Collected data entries
========================================================================

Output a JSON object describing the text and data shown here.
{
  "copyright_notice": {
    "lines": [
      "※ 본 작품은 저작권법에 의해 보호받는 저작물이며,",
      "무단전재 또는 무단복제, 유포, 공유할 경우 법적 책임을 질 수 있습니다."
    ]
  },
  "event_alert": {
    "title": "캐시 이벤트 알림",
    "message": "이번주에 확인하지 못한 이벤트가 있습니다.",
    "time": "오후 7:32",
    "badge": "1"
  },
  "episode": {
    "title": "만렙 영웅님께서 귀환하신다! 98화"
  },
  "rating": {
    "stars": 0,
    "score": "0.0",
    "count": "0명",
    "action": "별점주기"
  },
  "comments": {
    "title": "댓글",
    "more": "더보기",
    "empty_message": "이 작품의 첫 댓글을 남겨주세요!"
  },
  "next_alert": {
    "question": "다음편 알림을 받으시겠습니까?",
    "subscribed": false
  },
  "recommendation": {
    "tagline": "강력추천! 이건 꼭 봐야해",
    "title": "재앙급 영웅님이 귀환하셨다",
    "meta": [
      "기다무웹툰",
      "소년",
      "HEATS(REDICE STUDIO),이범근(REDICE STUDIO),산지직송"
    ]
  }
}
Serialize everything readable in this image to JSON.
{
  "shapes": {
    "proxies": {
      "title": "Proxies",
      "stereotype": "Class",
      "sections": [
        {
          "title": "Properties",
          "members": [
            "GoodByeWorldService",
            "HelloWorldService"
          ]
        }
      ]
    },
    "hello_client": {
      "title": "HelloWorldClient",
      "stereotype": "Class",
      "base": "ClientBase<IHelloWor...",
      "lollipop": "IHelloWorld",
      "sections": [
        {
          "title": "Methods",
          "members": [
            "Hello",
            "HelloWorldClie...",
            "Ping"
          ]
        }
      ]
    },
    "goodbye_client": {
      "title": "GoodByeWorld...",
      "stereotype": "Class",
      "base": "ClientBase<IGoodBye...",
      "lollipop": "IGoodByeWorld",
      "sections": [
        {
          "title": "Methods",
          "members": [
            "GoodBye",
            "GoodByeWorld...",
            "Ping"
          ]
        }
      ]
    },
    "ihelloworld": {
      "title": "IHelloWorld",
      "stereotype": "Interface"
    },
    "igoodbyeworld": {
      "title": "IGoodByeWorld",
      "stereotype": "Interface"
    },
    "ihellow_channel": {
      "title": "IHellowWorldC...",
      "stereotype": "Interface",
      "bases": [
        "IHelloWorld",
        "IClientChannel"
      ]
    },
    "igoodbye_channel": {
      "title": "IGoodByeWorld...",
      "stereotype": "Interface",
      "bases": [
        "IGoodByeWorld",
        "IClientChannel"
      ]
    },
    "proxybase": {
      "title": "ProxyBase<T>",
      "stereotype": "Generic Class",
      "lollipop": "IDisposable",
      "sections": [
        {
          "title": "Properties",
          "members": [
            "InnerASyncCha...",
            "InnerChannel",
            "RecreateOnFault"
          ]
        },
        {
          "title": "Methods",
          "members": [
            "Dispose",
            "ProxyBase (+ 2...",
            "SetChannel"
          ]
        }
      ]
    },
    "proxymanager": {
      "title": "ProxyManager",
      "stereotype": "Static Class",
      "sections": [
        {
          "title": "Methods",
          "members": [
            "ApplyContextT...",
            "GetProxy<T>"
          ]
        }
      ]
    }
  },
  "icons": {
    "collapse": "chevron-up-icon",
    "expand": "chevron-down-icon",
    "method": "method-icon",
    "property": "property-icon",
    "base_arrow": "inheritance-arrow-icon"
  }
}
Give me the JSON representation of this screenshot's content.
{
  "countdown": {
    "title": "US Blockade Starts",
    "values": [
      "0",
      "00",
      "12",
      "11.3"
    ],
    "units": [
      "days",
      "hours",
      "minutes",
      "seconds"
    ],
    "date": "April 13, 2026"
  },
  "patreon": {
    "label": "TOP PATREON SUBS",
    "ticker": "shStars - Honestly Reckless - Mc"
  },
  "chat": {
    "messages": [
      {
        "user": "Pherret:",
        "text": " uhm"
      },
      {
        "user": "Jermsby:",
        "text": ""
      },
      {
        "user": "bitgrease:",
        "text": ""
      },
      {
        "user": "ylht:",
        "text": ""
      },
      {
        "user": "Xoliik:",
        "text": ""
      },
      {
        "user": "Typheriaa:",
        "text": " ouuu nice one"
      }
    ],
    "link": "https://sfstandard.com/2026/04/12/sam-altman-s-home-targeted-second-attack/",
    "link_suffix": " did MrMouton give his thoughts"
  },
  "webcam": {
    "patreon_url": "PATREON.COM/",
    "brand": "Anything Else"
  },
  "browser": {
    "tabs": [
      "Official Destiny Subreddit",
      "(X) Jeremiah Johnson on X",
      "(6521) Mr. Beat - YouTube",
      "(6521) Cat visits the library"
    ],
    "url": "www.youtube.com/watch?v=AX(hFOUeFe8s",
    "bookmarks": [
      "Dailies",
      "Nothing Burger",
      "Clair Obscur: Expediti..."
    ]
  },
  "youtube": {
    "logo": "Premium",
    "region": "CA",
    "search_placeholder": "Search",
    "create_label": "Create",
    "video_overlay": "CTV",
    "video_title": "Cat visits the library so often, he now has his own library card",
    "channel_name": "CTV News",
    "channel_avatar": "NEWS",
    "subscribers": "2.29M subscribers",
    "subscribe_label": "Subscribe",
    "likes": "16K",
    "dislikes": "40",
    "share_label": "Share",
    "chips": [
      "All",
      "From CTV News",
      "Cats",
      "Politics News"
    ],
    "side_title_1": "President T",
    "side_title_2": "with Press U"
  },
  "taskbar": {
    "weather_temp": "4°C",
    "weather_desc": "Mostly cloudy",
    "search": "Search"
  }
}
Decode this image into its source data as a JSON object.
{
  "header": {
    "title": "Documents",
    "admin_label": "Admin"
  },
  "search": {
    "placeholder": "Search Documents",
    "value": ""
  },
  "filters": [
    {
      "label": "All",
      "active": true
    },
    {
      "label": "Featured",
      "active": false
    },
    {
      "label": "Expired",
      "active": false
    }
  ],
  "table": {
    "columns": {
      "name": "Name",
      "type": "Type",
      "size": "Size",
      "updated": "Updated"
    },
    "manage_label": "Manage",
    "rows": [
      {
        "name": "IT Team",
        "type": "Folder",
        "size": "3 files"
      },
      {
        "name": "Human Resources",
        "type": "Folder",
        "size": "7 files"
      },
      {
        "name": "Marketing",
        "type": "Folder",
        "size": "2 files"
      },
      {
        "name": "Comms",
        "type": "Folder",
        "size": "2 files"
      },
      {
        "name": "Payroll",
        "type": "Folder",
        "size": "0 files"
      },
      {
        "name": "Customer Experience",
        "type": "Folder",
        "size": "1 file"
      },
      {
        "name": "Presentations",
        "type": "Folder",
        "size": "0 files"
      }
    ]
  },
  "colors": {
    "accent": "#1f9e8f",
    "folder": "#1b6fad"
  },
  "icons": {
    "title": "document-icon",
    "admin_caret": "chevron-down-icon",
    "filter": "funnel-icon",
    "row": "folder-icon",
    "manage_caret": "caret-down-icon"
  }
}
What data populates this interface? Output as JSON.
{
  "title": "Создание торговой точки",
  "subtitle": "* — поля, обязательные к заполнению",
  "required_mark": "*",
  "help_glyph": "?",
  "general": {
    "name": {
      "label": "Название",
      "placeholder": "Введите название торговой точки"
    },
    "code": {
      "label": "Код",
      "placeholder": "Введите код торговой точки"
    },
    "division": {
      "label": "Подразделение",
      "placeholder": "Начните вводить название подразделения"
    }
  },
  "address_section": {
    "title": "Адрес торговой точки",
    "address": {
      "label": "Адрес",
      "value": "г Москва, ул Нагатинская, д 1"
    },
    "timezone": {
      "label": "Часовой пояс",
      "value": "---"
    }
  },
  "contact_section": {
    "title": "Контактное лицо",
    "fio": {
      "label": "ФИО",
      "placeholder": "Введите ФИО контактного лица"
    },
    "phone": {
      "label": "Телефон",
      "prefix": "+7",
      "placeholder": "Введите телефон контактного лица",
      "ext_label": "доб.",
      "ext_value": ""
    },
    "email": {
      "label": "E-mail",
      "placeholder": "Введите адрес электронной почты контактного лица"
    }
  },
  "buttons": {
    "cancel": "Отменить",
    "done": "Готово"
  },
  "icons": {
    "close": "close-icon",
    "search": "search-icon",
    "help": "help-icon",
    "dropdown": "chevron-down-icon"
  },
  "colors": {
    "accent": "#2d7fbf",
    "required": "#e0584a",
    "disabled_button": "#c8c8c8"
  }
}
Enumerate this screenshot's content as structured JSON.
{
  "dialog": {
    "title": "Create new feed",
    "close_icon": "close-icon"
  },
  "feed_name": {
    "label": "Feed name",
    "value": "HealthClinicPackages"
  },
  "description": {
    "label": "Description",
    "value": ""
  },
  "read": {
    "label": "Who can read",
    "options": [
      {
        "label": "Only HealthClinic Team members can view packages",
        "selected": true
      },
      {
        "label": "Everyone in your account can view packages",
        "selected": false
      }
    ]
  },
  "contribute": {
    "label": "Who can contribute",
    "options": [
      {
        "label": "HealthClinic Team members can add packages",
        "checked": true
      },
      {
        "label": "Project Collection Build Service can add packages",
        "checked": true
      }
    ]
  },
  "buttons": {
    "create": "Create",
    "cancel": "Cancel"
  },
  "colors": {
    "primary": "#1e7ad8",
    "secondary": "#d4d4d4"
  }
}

========================================================================

*Problem*. Filter the records above and return every line that holds the word "ClientBase".

*Reply*.
      "base": "ClientBase<IHelloWor...",
      "base": "ClientBase<IGoodBye...",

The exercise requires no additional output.